**DOCUMENT TEXT**
/---
Across the globe, large multinational corporations regularly carry out commercial transactions with governments and non-state actors suspected of horrific human rights violations. As part of their ordinary business activities, they sell weapons, computers, civil and military vehicles, provide money, intelligence, training, air support, and so on, which are used in the commission of international crimes. These cases raise serious questions in international criminal law, in particular as to whether neutral business assistance may entail complicity. The concept of neutral assistance comes from German criminal law, and it is defined as a conduct inherently non-dangerous that nonetheless contributes to the crime.
In this project, I will first make a conceptual clarification between different types of contribution relevant for complicity, such as neutral, ordinary, specifically directed, and dual use assistance. I will then explore the meaning of contribution in the doctrine of complicity. In order to do so, I will take a theoretical detour and expound on the relevance of causation for aiding and abetting. In the last part, I will propose the minimum level of participation required for complicity in international criminal law and argue that any type of assistance is prohibited as long as it materially furthers the crime. Such an interpretation runs the risk of overcriminalization, especially if we accept the customary mens rea standard according to which knowing (as opposed to purposeful) assistance entails responsibility. To balance this, I will propose an argument of justification that exculpates assisters where the moral ground for the provision of means exceeds the significance of the caused harm.
\---
**WORK TASK**
Copy word for word the part of the text on business complicity in international crimes that opens with the words containing "Across the globe, large" and closes with "to the crime.".

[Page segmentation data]
/---
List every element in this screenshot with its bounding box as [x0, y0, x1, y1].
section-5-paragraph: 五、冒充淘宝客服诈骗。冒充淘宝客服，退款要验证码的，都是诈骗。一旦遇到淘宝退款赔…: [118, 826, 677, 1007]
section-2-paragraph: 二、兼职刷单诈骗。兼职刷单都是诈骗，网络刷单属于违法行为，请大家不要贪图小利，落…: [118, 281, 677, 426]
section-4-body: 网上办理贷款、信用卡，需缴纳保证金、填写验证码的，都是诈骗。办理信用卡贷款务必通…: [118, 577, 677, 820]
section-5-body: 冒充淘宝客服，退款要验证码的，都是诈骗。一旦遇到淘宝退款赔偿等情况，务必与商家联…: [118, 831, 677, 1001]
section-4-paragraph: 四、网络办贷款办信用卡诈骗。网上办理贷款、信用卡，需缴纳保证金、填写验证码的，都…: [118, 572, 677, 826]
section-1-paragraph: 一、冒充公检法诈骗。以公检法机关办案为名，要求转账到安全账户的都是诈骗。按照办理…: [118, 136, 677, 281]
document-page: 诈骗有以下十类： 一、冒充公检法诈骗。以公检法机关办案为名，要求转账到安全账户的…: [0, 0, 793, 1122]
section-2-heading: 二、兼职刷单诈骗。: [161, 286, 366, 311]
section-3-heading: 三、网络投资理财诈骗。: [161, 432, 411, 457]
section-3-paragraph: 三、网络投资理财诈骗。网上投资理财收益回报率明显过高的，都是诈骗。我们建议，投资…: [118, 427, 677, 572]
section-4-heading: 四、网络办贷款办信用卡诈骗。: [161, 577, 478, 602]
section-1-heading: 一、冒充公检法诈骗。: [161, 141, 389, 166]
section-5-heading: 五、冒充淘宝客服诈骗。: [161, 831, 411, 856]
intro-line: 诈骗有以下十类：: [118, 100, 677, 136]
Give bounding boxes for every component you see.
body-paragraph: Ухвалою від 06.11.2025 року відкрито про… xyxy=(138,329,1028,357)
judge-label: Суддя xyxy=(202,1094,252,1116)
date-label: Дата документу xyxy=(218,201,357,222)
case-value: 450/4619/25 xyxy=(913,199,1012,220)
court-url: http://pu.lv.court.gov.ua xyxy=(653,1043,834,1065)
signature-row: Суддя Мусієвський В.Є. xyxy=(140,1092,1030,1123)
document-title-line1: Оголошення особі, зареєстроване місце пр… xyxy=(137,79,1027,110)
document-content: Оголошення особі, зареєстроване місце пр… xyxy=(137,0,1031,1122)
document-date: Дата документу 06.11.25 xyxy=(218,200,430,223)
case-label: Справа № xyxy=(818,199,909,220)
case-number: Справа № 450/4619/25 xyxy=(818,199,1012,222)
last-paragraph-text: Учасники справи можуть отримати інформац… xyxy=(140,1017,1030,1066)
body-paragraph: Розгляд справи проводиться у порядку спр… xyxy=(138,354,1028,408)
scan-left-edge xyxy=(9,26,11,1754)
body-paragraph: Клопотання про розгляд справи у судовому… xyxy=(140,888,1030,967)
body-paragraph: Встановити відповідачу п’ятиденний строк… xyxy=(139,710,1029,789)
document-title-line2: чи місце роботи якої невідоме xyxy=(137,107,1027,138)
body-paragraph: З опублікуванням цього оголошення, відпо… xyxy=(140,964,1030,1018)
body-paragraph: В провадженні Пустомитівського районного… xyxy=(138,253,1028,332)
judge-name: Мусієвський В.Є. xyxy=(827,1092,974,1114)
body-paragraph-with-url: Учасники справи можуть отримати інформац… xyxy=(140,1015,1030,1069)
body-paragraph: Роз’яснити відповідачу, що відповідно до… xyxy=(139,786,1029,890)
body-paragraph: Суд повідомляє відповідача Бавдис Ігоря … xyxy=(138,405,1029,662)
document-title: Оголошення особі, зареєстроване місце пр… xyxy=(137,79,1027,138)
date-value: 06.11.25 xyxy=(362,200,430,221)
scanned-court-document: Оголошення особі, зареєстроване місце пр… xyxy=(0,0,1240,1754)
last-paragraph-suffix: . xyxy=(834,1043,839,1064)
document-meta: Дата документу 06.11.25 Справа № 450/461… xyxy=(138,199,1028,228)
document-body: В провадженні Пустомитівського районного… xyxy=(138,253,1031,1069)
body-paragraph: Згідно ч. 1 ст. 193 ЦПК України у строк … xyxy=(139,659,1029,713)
\---
**RESPONSE BOX**
Across the globe, large multinational corporations regularly carry out commercial transactions with governments and non-state actors suspected of horrific human rights violations. As part of their ordinary business activities, they sell weapons, computers, civil and military vehicles, provide money, intelligence, training, air support, and so on, which are used in the commission of international crimes. These cases raise serious questions in international criminal law, in particular as to whether neutral business assistance may entail complicity. The concept of neutral assistance comes from German criminal law, and it is defined as a conduct inherently non-dangerous that nonetheless contributes to the crime.